▶ Set problem
Express the data below as a JSON list of strings, one string for each line, with blank lines skipped and the pictures left out.

>> begin Records shown

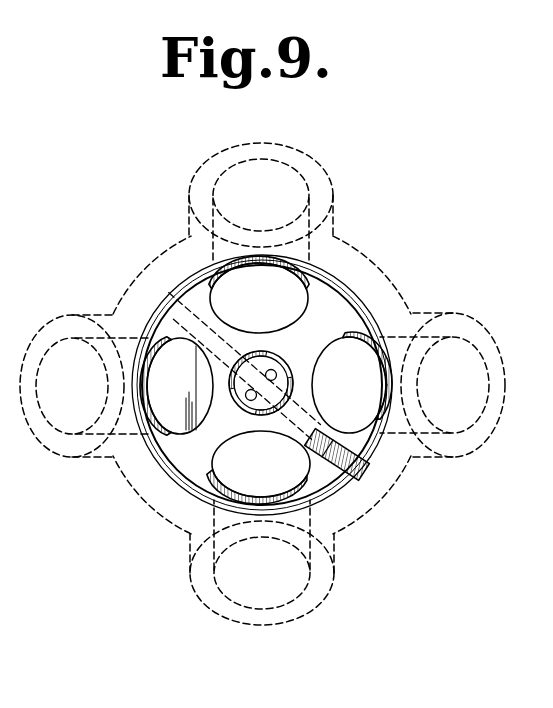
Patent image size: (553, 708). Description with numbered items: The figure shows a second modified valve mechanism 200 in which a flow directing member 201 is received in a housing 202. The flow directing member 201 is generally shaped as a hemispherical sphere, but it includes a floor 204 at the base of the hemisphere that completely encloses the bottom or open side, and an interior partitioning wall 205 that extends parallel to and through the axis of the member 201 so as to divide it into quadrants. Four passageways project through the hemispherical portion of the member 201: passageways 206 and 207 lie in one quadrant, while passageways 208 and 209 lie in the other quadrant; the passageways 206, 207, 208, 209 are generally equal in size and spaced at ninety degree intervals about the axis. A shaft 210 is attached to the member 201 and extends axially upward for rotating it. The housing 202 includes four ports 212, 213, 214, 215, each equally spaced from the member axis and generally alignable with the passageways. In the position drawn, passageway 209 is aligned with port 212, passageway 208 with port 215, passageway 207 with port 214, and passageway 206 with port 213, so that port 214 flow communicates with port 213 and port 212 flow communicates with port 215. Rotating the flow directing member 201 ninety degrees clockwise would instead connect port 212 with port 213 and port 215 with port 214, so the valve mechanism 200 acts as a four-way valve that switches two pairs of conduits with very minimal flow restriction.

The valve mechanism 200 is at (138, 530).
The flow directing member 201 is at (333, 297).
The housing 202 is at (152, 262).
The floor 204 is at (335, 441).
The interior partitioning wall 205 is at (322, 457).
The passageway 206 is at (316, 364).
The passageway 207 is at (299, 320).
The passageway 208 is at (211, 400).
The passageway 209 is at (239, 492).
The shaft 210 is at (278, 346).
The port 212 is at (258, 625).
The port 213 is at (487, 330).
The port 214 is at (278, 143).
The port 215 is at (48, 449).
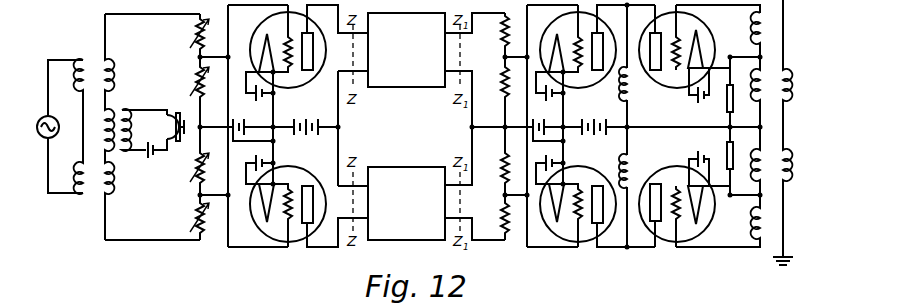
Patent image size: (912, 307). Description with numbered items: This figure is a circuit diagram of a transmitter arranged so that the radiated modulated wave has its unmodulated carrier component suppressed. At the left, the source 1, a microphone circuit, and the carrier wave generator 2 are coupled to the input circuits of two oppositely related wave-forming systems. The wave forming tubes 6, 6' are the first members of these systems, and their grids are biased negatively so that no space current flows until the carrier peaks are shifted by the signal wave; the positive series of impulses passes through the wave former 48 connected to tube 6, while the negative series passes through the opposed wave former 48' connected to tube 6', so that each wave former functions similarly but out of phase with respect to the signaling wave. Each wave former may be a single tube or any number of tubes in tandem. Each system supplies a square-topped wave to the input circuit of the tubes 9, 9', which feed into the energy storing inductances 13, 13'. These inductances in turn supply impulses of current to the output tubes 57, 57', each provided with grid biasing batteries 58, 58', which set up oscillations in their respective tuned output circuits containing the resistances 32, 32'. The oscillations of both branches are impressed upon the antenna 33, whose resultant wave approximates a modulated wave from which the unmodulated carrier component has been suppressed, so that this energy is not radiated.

The source 1 is at (150, 110).
The carrier wave generator 2 is at (40, 118).
The wave forming tube 6 is at (309, 56).
The wave forming tube 6' is at (309, 198).
The wave former 48 is at (406, 65).
The wave former 48' is at (406, 190).
The tube 9 is at (597, 56).
The tube 9' is at (597, 197).
The energy storing inductance 13 is at (639, 90).
The energy storing inductance 13' is at (641, 166).
The output tube 57 is at (693, 46).
The output tube 57' is at (693, 206).
The grid biasing battery 58 is at (696, 93).
The grid biasing battery 58' is at (698, 156).
The tuned output circuit 32 is at (743, 92).
The tuned output circuit 32' is at (744, 162).
The antenna 33 is at (783, 51).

>> end Records shown

▶ Task answer
[
  "Patent image size: (553, 708). Description with numbered items: The figure shows a second modified valve mechanism 200 in which a flow directing member 201 is received in a housing 202. The flow directing member 201 is generally shaped as a hemispherical sphere, but it includes a floor 204 at the base of the hemisphere that completely encloses the bottom or open side, and an interior partitioning wall 205 that extends parallel to and through the axis of the member 201 so as to divide it into quadrants. Four passageways project through the hemispherical portion of the member 201: passageways 206 and 207 lie in one quadrant, while passageways 208 and 209 lie in the other quadrant; the passageways 206, 207, 208, 209 are generally equal in size and spaced at ninety degree intervals about the axis. A shaft 210 is attached to the member 201 and extends axially upward for rotating it. The housing 202 includes four ports 212, 213, 214, 215, each equally spaced from the member axis and generally alignable with the passageways. In the position drawn, passageway 209 is aligned with port 212, passageway 208 with port 215, passageway 207 with port 214, and passageway 206 with port 213, so that port 214 flow communicates with port 213 and port 212 flow communicates with port 215. Rotating the flow directing member 201 ninety degrees clockwise would instead connect port 212 with port 213 and port 215 with port 214, so the valve mechanism 200 acts as a four-way valve that switches two pairs of conduits with very minimal flow restriction.",
  "The valve mechanism 200 is at (138, 530).",
  "The flow directing member 201 is at (333, 297).",
  "The housing 202 is at (152, 262).",
  "The floor 204 is at (335, 441).",
  "The interior partitioning wall 205 is at (322, 457).",
  "The passageway 206 is at (316, 364).",
  "The passageway 207 is at (299, 320).",
  "The passageway 208 is at (211, 400).",
  "The passageway 209 is at (239, 492).",
  "The shaft 210 is at (278, 346).",
  "The port 212 is at (258, 625).",
  "The port 213 is at (487, 330).",
  "The port 214 is at (278, 143).",
  "The port 215 is at (48, 449).",
  "Patent image size: (912, 307). Description with numbered items: This figure is a circuit diagram of a transmitter arranged so that the radiated modulated wave has its unmodulated carrier component suppressed. At the left, the source 1, a microphone circuit, and the carrier wave generator 2 are coupled to the input circuits of two oppositely related wave-forming systems. The wave forming tubes 6, 6' are the first members of these systems, and their grids are biased negatively so that no space current flows until the carrier peaks are shifted by the signal wave; the positive series of impulses passes through the wave former 48 connected to tube 6, while the negative series passes through the opposed wave former 48' connected to tube 6', so that each wave former functions similarly but out of phase with respect to the signaling wave. Each wave former may be a single tube or any number of tubes in tandem. Each system supplies a square-topped wave to the input circuit of the tubes 9, 9', which feed into the energy storing inductances 13, 13'. These inductances in turn supply impulses of current to the output tubes 57, 57', each provided with grid biasing batteries 58, 58', which set up oscillations in their respective tuned output circuits containing the resistances 32, 32'. The oscillations of both branches are impressed upon the antenna 33, whose resultant wave approximates a modulated wave from which the unmodulated carrier component has been suppressed, so that this energy is not radiated.",
  "The source 1 is at (150, 110).",
  "The carrier wave generator 2 is at (40, 118).",
  "The wave forming tube 6 is at (309, 56).",
  "The wave forming tube 6' is at (309, 198).",
  "The wave former 48 is at (406, 65).",
  "The wave former 48' is at (406, 190).",
  "The tube 9 is at (597, 56).",
  "The tube 9' is at (597, 197).",
  "The energy storing inductance 13 is at (639, 90).",
  "The energy storing inductance 13' is at (641, 166).",
  "The output tube 57 is at (693, 46).",
  "The output tube 57' is at (693, 206).",
  "The grid biasing battery 58 is at (696, 93).",
  "The grid biasing battery 58' is at (698, 156).",
  "The tuned output circuit 32 is at (743, 92).",
  "The tuned output circuit 32' is at (744, 162).",
  "The antenna 33 is at (783, 51)."
]